## Things to do
- 1) Could you copy the part of the lens shipping thread between "## luoto (Oct 3, 2012)" and "(Oct 5, 2012)", inclusive?
- 2) Which stores are mentioned by name in the lens shipping thread? List each store once.

## Excerpt provided
start

# 24-70 ii shipping?



## bykes (Sep 30, 2012)

Does anyone have an clue when the 24-70 II will be caught up with pre-orders? Weeks? Months?


----------



## Mt Spokane Photography (Sep 30, 2012)

They are pretty well caught up with pre-orders, they go in and out of stock quickly. Don't expect discounts though.

http://kenmorecamera.com/p-18487-canon-ef-24-70mm-f28l-ii.aspx


----------



## Tammy (Sep 30, 2012)

I pre-ordered in June and B&H just shipped mine.


----------



## luoto (Oct 1, 2012)

Still waiting on B&H or Adorama (have back orders on both) to catch up. Shame kenmore doesn't ship to different address (I am overseas, with a US forwarding address) else their "in stock" status might have just gone down one unit.


----------



## Mt Spokane Photography (Oct 1, 2012)

luoto said:


> Still waiting on B&H or Adorama (have back orders on both) to catch up. Shame kenmore doesn't ship to different address (I am overseas, with a US forwarding address) else their "in stock" status might have just gone down one unit.


 
They are a relatively small camera shop, and don't have all the infrastructure to be able to screen out overseas orders that are fraudelent.
You might try some of the Hong Kong shops, they seem to get lenses when no one else has them. Digital Rev comes to mind. Higher price though. 
http://www.digitalrev.com/product/canon-ef-24-70mm-f2/MTAwMDI5OQ_A_A


----------



## [email protected] (Oct 3, 2012)

In denmark there where in stock yesterday

I finally pick mine up


----------



## kaihp (Oct 3, 2012)

I was in BelAir Camera today. They just had received a couple of 24-70'ies for preorders but they had at least one on hand that they were willing to sell to me for USD2300 + sales tax.

I really should not go back and buy it...


----------



## luoto (Oct 3, 2012)

Strangely when I check the price in Finland they are much more expensive than the Finnish stores who are sticking to "list" price. And since Digitalrev is outside the EU; I guess the Customs will also want to make this more dearer.

Credit card verification even for small companies need not be hard. A fax of a card statement usually seems to help the few who are unsure and who don't have online verification.


----------



## Sitting Elf (Oct 5, 2012)

Mine is being delivered today. ;D

Bought at NewEgg and not a pre-order. Just happened to have caught them when they had four in stock. I was suspicious when their page showed In Stock, because I've been burned before in instances where an online store said "in stock", and then after ordering and paying, you get an email that there was an error, or some other such nonsense. As a precaution, I online chatted with their CS folks who confirmed that they had four in stock.

end

## Information supplied
start

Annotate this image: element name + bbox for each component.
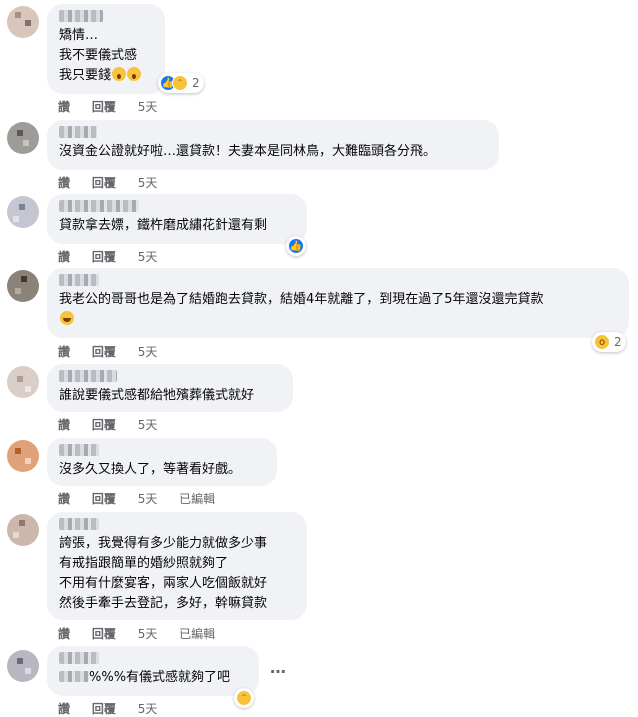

end

## Solved problems
- 1)
## luoto (Oct 3, 2012)

Strangely when I check the price in Finland they are much more expensive than the Finnish stores who are sticking to "list" price. And since Digitalrev is outside the EU; I guess the Customs will also want to make this more dearer.

Credit card verification even for small companies need not be hard. A fax of a card statement usually seems to help the few who are unsure and who don't have online verification.


----------



## Sitting Elf (Oct 5, 2012)

- 2)
- B&H
- Adorama
- kenmore
- Digital Rev
- BelAir Camera
- NewEgg